⟨
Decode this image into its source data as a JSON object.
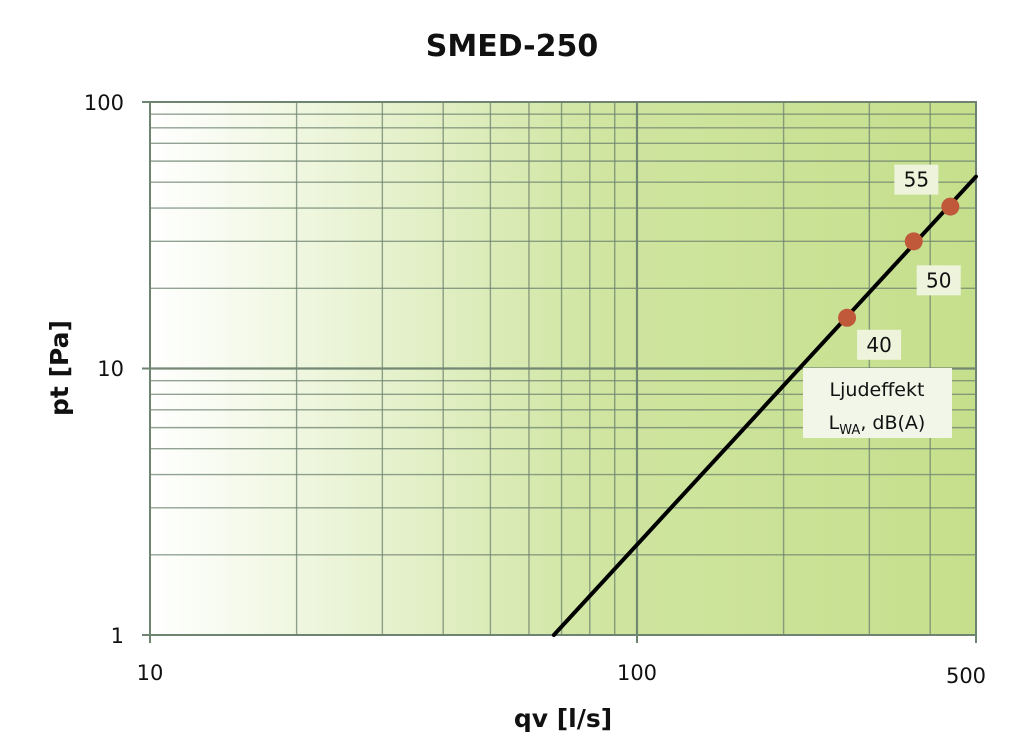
{
  "chart_data": {
    "type": "line",
    "title": "SMED-250",
    "xlabel": "qv [l/s]",
    "ylabel": "pt [Pa]",
    "xscale": "log",
    "yscale": "log",
    "xlim": [
      10,
      500
    ],
    "ylim": [
      1,
      100
    ],
    "x_tick_labels": [
      "10",
      "100",
      "500"
    ],
    "y_tick_labels": [
      "100",
      "10",
      "1"
    ],
    "x_ticks": [
      10,
      100,
      500
    ],
    "y_ticks": [
      100,
      10,
      1
    ],
    "grid": true,
    "series": [
      {
        "type": "line",
        "x": [
          67.5,
          500
        ],
        "y": [
          1,
          52.5
        ]
      },
      {
        "type": "scatter",
        "points": [
          {
            "x": 270,
            "y": 15.5,
            "label": "40"
          },
          {
            "x": 370,
            "y": 30,
            "label": "50"
          },
          {
            "x": 440,
            "y": 40.5,
            "label": "55"
          }
        ]
      }
    ],
    "annotation": {
      "line1": "Ljudeffekt",
      "line2_main": "L",
      "line2_sub": "WA",
      "line2_rest": ", dB(A)"
    },
    "colors": {
      "line": "#000000",
      "marker": "#c0583a",
      "plot_bg_light": "#ffffff",
      "plot_bg_dark": "#c5df8c",
      "grid": "#6e8370"
    }
  }
}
⟩
* What you are asked to do *
Your task is an exact transcription of all the data, minus the pictures.

* Exercise solution *
Decode this image into its source data as a JSON object.
{
  "chart_data": {
    "type": "line",
    "title": "SMED-250",
    "xlabel": "qv [l/s]",
    "ylabel": "pt [Pa]",
    "xscale": "log",
    "yscale": "log",
    "xlim": [
      10,
      500
    ],
    "ylim": [
      1,
      100
    ],
    "x_tick_labels": [
      "10",
      "100",
      "500"
    ],
    "y_tick_labels": [
      "100",
      "10",
      "1"
    ],
    "x_ticks": [
      10,
      100,
      500
    ],
    "y_ticks": [
      100,
      10,
      1
    ],
    "grid": true,
    "series": [
      {
        "type": "line",
        "x": [
          67.5,
          500
        ],
        "y": [
          1,
          52.5
        ]
      },
      {
        "type": "scatter",
        "points": [
          {
            "x": 270,
            "y": 15.5,
            "label": "40"
          },
          {
            "x": 370,
            "y": 30,
            "label": "50"
          },
          {
            "x": 440,
            "y": 40.5,
            "label": "55"
          }
        ]
      }
    ],
    "annotation": {
      "line1": "Ljudeffekt",
      "line2_main": "L",
      "line2_sub": "WA",
      "line2_rest": ", dB(A)"
    },
    "colors": {
      "line": "#000000",
      "marker": "#c0583a",
      "plot_bg_light": "#ffffff",
      "plot_bg_dark": "#c5df8c",
      "grid": "#6e8370"
    }
  }
}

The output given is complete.